──────── TASK MATERIAL

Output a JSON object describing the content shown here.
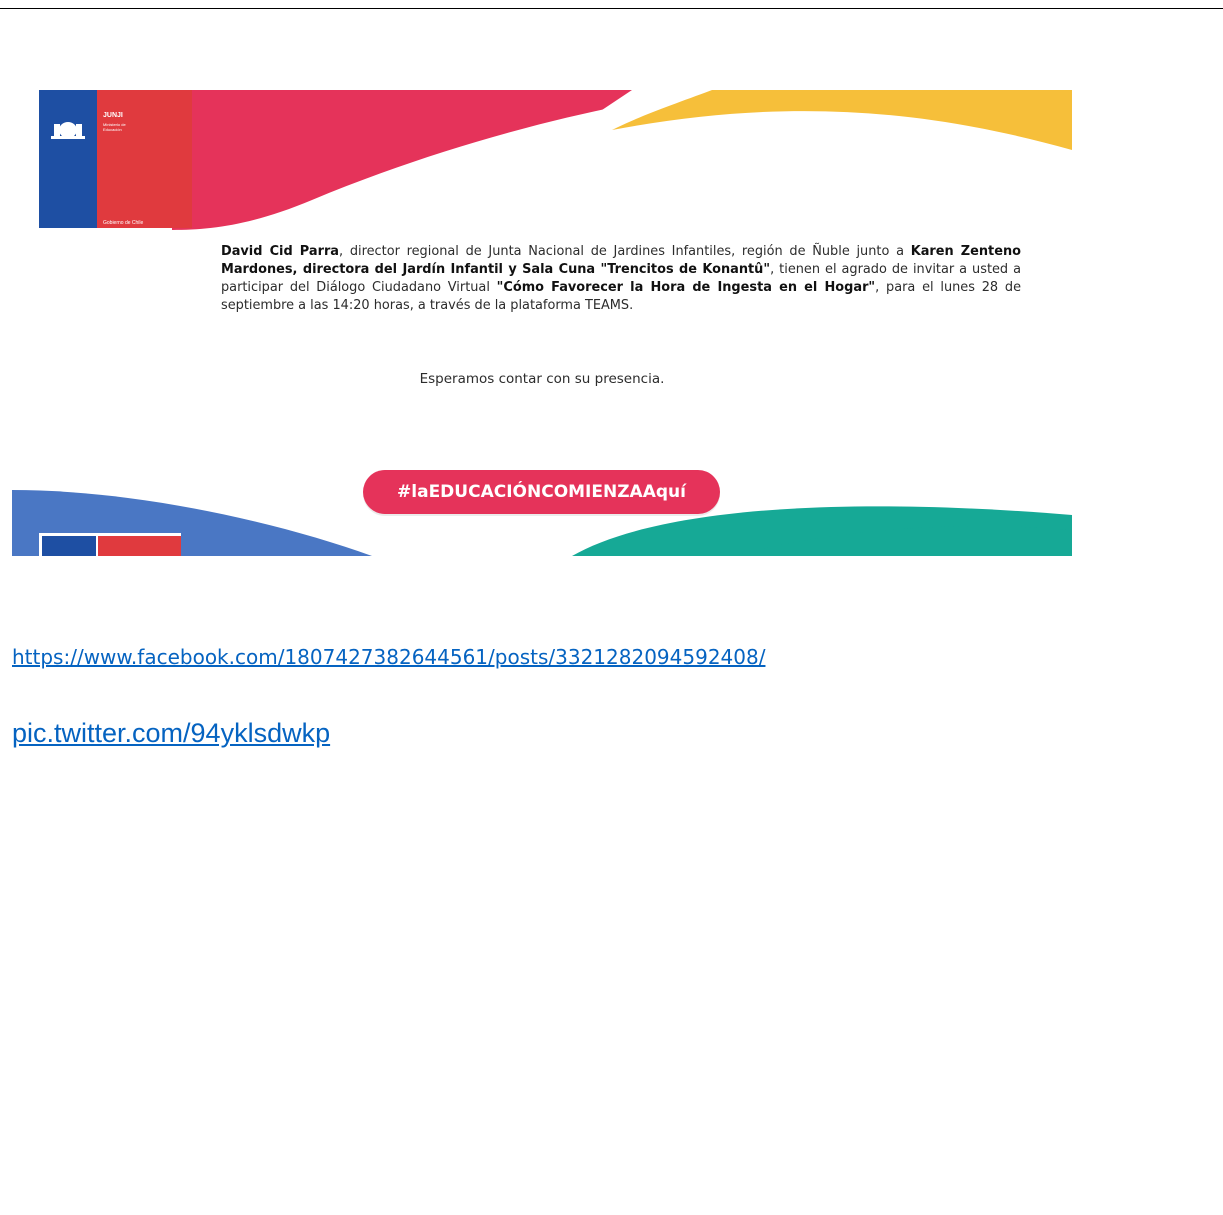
{
  "invitation": {
    "logo": {
      "agency": "JUNJI",
      "ministry": "Ministerio de Educación",
      "government": "Gobierno de Chile"
    },
    "paragraph": {
      "host_name": "David Cid Parra",
      "host_role": ", director regional de Junta Nacional de Jardines Infantiles, región de Ñuble junto a ",
      "cohost": "Karen Zenteno Mardones, directora del Jardín Infantil y Sala Cuna \"Trencitos de Konantû\"",
      "invite_text": ", tienen el agrado de invitar a usted a participar del Diálogo Ciudadano Virtual ",
      "event_title": "\"Cómo Favorecer la Hora de Ingesta en el Hogar\"",
      "event_details": ", para el lunes 28 de septiembre a las 14:20 horas, a través de la plataforma TEAMS."
    },
    "closing": "Esperamos contar con su presencia.",
    "hashtag": "#laEDUCACIÓNCOMIENZAAquí",
    "colors": {
      "pink": "#e5335a",
      "yellow": "#f6bf3a",
      "blue": "#4a77c4",
      "teal": "#16a996",
      "gov_blue": "#1e4fa3",
      "gov_red": "#e03a3e"
    }
  },
  "links": {
    "facebook": "https://www.facebook.com/1807427382644561/posts/3321282094592408/",
    "twitter": "pic.twitter.com/94yklsdwkp"
  }
}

────────────────

| WHAT IS ASKED |
Go back to the records above and write them out exactly, without the pictures.

| EXERCISE RESULT |
Output a JSON object describing the content shown here.
{
  "invitation": {
    "logo": {
      "agency": "JUNJI",
      "ministry": "Ministerio de Educación",
      "government": "Gobierno de Chile"
    },
    "paragraph": {
      "host_name": "David Cid Parra",
      "host_role": ", director regional de Junta Nacional de Jardines Infantiles, región de Ñuble junto a ",
      "cohost": "Karen Zenteno Mardones, directora del Jardín Infantil y Sala Cuna \"Trencitos de Konantû\"",
      "invite_text": ", tienen el agrado de invitar a usted a participar del Diálogo Ciudadano Virtual ",
      "event_title": "\"Cómo Favorecer la Hora de Ingesta en el Hogar\"",
      "event_details": ", para el lunes 28 de septiembre a las 14:20 horas, a través de la plataforma TEAMS."
    },
    "closing": "Esperamos contar con su presencia.",
    "hashtag": "#laEDUCACIÓNCOMIENZAAquí",
    "colors": {
      "pink": "#e5335a",
      "yellow": "#f6bf3a",
      "blue": "#4a77c4",
      "teal": "#16a996",
      "gov_blue": "#1e4fa3",
      "gov_red": "#e03a3e"
    }
  },
  "links": {
    "facebook": "https://www.facebook.com/1807427382644561/posts/3321282094592408/",
    "twitter": "pic.twitter.com/94yklsdwkp"
  }
}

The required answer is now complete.